- Your task
Your task is to extract every line from the material below exactly.

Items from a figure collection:
** BEGIN **
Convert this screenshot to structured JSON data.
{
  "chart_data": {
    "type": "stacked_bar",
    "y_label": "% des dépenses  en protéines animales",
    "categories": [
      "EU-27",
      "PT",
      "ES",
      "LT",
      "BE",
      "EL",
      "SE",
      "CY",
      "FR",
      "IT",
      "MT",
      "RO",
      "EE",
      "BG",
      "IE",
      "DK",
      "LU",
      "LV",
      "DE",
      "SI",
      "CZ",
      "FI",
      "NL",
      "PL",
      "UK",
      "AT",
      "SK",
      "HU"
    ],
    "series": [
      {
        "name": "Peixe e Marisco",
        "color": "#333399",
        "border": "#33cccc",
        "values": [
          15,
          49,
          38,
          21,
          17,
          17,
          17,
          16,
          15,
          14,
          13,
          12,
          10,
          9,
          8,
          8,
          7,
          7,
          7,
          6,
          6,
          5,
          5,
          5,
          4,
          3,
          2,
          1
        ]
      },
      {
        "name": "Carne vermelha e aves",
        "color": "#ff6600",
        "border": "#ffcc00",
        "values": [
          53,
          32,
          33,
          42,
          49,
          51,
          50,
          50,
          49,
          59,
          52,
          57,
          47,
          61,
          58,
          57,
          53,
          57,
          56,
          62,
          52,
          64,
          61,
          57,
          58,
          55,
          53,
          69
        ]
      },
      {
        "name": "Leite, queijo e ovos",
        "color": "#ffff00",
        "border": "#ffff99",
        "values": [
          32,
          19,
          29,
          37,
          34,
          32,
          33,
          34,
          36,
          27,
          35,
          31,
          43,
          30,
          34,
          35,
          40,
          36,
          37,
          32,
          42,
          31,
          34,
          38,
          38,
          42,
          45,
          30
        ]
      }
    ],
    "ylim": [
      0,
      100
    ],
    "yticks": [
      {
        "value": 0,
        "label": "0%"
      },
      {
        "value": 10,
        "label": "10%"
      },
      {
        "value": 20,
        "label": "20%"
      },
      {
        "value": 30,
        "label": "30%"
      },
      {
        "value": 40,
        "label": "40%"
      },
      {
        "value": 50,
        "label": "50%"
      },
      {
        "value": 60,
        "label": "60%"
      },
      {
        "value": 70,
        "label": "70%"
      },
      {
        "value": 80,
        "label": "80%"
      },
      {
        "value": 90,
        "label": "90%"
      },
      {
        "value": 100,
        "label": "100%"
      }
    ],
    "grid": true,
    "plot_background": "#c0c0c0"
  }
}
** END **
- Result of this task
Convert this screenshot to structured JSON data.
{
  "chart_data": {
    "type": "stacked_bar",
    "y_label": "% des dépenses  en protéines animales",
    "categories": [
      "EU-27",
      "PT",
      "ES",
      "LT",
      "BE",
      "EL",
      "SE",
      "CY",
      "FR",
      "IT",
      "MT",
      "RO",
      "EE",
      "BG",
      "IE",
      "DK",
      "LU",
      "LV",
      "DE",
      "SI",
      "CZ",
      "FI",
      "NL",
      "PL",
      "UK",
      "AT",
      "SK",
      "HU"
    ],
    "series": [
      {
        "name": "Peixe e Marisco",
        "color": "#333399",
        "border": "#33cccc",
        "values": [
          15,
          49,
          38,
          21,
          17,
          17,
          17,
          16,
          15,
          14,
          13,
          12,
          10,
          9,
          8,
          8,
          7,
          7,
          7,
          6,
          6,
          5,
          5,
          5,
          4,
          3,
          2,
          1
        ]
      },
      {
        "name": "Carne vermelha e aves",
        "color": "#ff6600",
        "border": "#ffcc00",
        "values": [
          53,
          32,
          33,
          42,
          49,
          51,
          50,
          50,
          49,
          59,
          52,
          57,
          47,
          61,
          58,
          57,
          53,
          57,
          56,
          62,
          52,
          64,
          61,
          57,
          58,
          55,
          53,
          69
        ]
      },
      {
        "name": "Leite, queijo e ovos",
        "color": "#ffff00",
        "border": "#ffff99",
        "values": [
          32,
          19,
          29,
          37,
          34,
          32,
          33,
          34,
          36,
          27,
          35,
          31,
          43,
          30,
          34,
          35,
          40,
          36,
          37,
          32,
          42,
          31,
          34,
          38,
          38,
          42,
          45,
          30
        ]
      }
    ],
    "ylim": [
      0,
      100
    ],
    "yticks": [
      {
        "value": 0,
        "label": "0%"
      },
      {
        "value": 10,
        "label": "10%"
      },
      {
        "value": 20,
        "label": "20%"
      },
      {
        "value": 30,
        "label": "30%"
      },
      {
        "value": 40,
        "label": "40%"
      },
      {
        "value": 50,
        "label": "50%"
      },
      {
        "value": 60,
        "label": "60%"
      },
      {
        "value": 70,
        "label": "70%"
      },
      {
        "value": 80,
        "label": "80%"
      },
      {
        "value": 90,
        "label": "90%"
      },
      {
        "value": 100,
        "label": "100%"
      }
    ],
    "grid": true,
    "plot_background": "#c0c0c0"
  }
}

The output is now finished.